Data for processing ->
BEGIN
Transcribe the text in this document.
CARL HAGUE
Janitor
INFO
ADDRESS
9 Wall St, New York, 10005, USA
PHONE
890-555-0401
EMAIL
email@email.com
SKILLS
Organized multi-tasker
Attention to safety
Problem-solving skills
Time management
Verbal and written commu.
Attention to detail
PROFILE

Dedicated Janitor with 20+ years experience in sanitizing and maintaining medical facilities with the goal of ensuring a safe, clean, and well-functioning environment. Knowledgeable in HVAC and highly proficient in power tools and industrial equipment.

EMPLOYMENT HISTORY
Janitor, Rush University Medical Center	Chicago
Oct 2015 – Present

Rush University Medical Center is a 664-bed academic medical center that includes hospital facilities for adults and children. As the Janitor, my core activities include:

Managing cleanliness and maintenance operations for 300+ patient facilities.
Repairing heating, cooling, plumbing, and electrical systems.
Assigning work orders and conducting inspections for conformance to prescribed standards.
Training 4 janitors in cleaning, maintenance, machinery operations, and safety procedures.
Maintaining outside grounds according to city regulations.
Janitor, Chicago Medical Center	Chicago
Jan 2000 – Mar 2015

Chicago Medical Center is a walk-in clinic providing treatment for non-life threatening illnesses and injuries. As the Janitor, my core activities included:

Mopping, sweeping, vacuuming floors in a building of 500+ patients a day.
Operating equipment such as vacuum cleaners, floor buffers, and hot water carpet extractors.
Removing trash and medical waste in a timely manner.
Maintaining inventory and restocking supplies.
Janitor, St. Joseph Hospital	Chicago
END
Work required -> Collect every line from the records above that contains the word "Center".

Response to this exercise ->
Janitor, Rush University Medical Center	Chicago
Rush University Medical Center is a 664-bed academic medical center that includes hospital facilities for adults and children. As the Janitor, my core activities include:
Janitor, Chicago Medical Center	Chicago
Chicago Medical Center is a walk-in clinic providing treatment for non-life threatening illnesses and injuries. As the Janitor, my core activities included:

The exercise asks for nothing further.